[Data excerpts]
========
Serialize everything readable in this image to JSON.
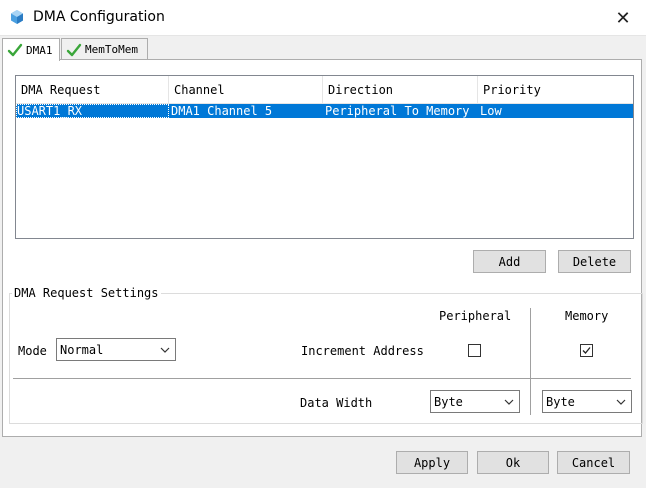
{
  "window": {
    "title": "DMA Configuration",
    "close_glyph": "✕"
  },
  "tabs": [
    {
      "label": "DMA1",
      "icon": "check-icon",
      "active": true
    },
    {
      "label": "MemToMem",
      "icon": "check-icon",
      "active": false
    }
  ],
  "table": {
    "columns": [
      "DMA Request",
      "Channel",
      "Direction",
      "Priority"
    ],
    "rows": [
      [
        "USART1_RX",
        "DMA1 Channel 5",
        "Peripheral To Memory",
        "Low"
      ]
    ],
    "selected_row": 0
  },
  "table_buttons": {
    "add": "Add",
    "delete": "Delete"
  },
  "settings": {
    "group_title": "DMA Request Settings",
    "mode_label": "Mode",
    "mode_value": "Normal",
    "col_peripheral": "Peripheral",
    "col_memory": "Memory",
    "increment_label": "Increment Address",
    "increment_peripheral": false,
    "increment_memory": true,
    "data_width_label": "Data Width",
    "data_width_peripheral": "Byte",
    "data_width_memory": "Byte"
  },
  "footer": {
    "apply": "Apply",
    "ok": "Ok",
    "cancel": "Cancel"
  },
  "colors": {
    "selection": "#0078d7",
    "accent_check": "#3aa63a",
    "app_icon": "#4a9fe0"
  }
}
========
◆ Set task ◆
Set down the records in full and exactly. Do not carry over any image.

◆ The solution ◆
Serialize everything readable in this image to JSON.
{
  "window": {
    "title": "DMA Configuration",
    "close_glyph": "✕"
  },
  "tabs": [
    {
      "label": "DMA1",
      "icon": "check-icon",
      "active": true
    },
    {
      "label": "MemToMem",
      "icon": "check-icon",
      "active": false
    }
  ],
  "table": {
    "columns": [
      "DMA Request",
      "Channel",
      "Direction",
      "Priority"
    ],
    "rows": [
      [
        "USART1_RX",
        "DMA1 Channel 5",
        "Peripheral To Memory",
        "Low"
      ]
    ],
    "selected_row": 0
  },
  "table_buttons": {
    "add": "Add",
    "delete": "Delete"
  },
  "settings": {
    "group_title": "DMA Request Settings",
    "mode_label": "Mode",
    "mode_value": "Normal",
    "col_peripheral": "Peripheral",
    "col_memory": "Memory",
    "increment_label": "Increment Address",
    "increment_peripheral": false,
    "increment_memory": true,
    "data_width_label": "Data Width",
    "data_width_peripheral": "Byte",
    "data_width_memory": "Byte"
  },
  "footer": {
    "apply": "Apply",
    "ok": "Ok",
    "cancel": "Cancel"
  },
  "colors": {
    "selection": "#0078d7",
    "accent_check": "#3aa63a",
    "app_icon": "#4a9fe0"
  }
}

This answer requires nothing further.